- TASK OBJECTIVE -
Write out all of the data exactly as it appears.

======

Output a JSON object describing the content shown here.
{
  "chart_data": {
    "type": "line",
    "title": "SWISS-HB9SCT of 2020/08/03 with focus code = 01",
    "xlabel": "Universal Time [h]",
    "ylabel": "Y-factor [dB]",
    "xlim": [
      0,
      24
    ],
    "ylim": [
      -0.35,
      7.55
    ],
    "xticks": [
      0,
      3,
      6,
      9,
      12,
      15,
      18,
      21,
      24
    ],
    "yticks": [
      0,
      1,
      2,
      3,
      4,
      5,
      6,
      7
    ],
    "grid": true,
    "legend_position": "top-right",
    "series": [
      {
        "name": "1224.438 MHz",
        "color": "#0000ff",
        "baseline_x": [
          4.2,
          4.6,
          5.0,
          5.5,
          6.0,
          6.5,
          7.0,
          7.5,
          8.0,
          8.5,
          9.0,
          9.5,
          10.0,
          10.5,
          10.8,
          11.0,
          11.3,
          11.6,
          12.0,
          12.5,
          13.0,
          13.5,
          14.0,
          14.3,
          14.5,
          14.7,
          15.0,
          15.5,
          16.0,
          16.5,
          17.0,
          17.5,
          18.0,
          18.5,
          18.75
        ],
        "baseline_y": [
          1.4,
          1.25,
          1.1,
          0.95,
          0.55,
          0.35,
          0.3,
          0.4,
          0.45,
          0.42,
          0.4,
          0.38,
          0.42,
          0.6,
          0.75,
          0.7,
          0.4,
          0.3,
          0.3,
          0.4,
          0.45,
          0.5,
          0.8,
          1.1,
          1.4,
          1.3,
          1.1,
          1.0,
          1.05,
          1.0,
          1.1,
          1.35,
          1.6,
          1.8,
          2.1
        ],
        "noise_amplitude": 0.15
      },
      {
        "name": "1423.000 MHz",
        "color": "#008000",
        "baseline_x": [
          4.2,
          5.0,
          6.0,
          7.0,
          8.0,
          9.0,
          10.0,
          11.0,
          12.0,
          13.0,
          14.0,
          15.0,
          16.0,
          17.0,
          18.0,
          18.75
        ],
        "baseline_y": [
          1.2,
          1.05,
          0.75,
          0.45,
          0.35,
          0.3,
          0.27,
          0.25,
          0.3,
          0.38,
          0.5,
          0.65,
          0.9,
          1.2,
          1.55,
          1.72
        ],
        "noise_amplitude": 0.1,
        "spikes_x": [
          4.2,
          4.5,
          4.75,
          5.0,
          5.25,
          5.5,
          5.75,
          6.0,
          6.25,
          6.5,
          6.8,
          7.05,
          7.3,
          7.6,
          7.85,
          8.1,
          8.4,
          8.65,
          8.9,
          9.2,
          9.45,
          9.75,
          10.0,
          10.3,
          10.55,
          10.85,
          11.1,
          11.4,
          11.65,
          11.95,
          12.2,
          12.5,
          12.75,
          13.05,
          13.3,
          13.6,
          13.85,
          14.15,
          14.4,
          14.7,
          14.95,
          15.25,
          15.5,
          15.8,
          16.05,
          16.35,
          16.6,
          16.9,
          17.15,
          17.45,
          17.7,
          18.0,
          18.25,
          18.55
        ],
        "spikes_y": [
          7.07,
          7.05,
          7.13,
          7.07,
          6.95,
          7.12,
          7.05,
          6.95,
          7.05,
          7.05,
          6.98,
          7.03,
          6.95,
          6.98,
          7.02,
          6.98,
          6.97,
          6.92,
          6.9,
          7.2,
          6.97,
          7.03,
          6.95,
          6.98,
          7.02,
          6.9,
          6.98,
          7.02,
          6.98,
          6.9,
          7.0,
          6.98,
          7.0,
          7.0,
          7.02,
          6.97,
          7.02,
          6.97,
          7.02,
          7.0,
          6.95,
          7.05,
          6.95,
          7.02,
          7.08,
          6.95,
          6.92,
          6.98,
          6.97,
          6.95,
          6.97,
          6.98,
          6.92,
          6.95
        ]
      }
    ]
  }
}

======

- EXERCISE ANSWER -
Output a JSON object describing the content shown here.
{
  "chart_data": {
    "type": "line",
    "title": "SWISS-HB9SCT of 2020/08/03 with focus code = 01",
    "xlabel": "Universal Time [h]",
    "ylabel": "Y-factor [dB]",
    "xlim": [
      0,
      24
    ],
    "ylim": [
      -0.35,
      7.55
    ],
    "xticks": [
      0,
      3,
      6,
      9,
      12,
      15,
      18,
      21,
      24
    ],
    "yticks": [
      0,
      1,
      2,
      3,
      4,
      5,
      6,
      7
    ],
    "grid": true,
    "legend_position": "top-right",
    "series": [
      {
        "name": "1224.438 MHz",
        "color": "#0000ff",
        "baseline_x": [
          4.2,
          4.6,
          5.0,
          5.5,
          6.0,
          6.5,
          7.0,
          7.5,
          8.0,
          8.5,
          9.0,
          9.5,
          10.0,
          10.5,
          10.8,
          11.0,
          11.3,
          11.6,
          12.0,
          12.5,
          13.0,
          13.5,
          14.0,
          14.3,
          14.5,
          14.7,
          15.0,
          15.5,
          16.0,
          16.5,
          17.0,
          17.5,
          18.0,
          18.5,
          18.75
        ],
        "baseline_y": [
          1.4,
          1.25,
          1.1,
          0.95,
          0.55,
          0.35,
          0.3,
          0.4,
          0.45,
          0.42,
          0.4,
          0.38,
          0.42,
          0.6,
          0.75,
          0.7,
          0.4,
          0.3,
          0.3,
          0.4,
          0.45,
          0.5,
          0.8,
          1.1,
          1.4,
          1.3,
          1.1,
          1.0,
          1.05,
          1.0,
          1.1,
          1.35,
          1.6,
          1.8,
          2.1
        ],
        "noise_amplitude": 0.15
      },
      {
        "name": "1423.000 MHz",
        "color": "#008000",
        "baseline_x": [
          4.2,
          5.0,
          6.0,
          7.0,
          8.0,
          9.0,
          10.0,
          11.0,
          12.0,
          13.0,
          14.0,
          15.0,
          16.0,
          17.0,
          18.0,
          18.75
        ],
        "baseline_y": [
          1.2,
          1.05,
          0.75,
          0.45,
          0.35,
          0.3,
          0.27,
          0.25,
          0.3,
          0.38,
          0.5,
          0.65,
          0.9,
          1.2,
          1.55,
          1.72
        ],
        "noise_amplitude": 0.1,
        "spikes_x": [
          4.2,
          4.5,
          4.75,
          5.0,
          5.25,
          5.5,
          5.75,
          6.0,
          6.25,
          6.5,
          6.8,
          7.05,
          7.3,
          7.6,
          7.85,
          8.1,
          8.4,
          8.65,
          8.9,
          9.2,
          9.45,
          9.75,
          10.0,
          10.3,
          10.55,
          10.85,
          11.1,
          11.4,
          11.65,
          11.95,
          12.2,
          12.5,
          12.75,
          13.05,
          13.3,
          13.6,
          13.85,
          14.15,
          14.4,
          14.7,
          14.95,
          15.25,
          15.5,
          15.8,
          16.05,
          16.35,
          16.6,
          16.9,
          17.15,
          17.45,
          17.7,
          18.0,
          18.25,
          18.55
        ],
        "spikes_y": [
          7.07,
          7.05,
          7.13,
          7.07,
          6.95,
          7.12,
          7.05,
          6.95,
          7.05,
          7.05,
          6.98,
          7.03,
          6.95,
          6.98,
          7.02,
          6.98,
          6.97,
          6.92,
          6.9,
          7.2,
          6.97,
          7.03,
          6.95,
          6.98,
          7.02,
          6.9,
          6.98,
          7.02,
          6.98,
          6.9,
          7.0,
          6.98,
          7.0,
          7.0,
          7.02,
          6.97,
          7.02,
          6.97,
          7.02,
          7.0,
          6.95,
          7.05,
          6.95,
          7.02,
          7.08,
          6.95,
          6.92,
          6.98,
          6.97,
          6.95,
          6.97,
          6.98,
          6.92,
          6.95
        ]
      }
    ]
  }
}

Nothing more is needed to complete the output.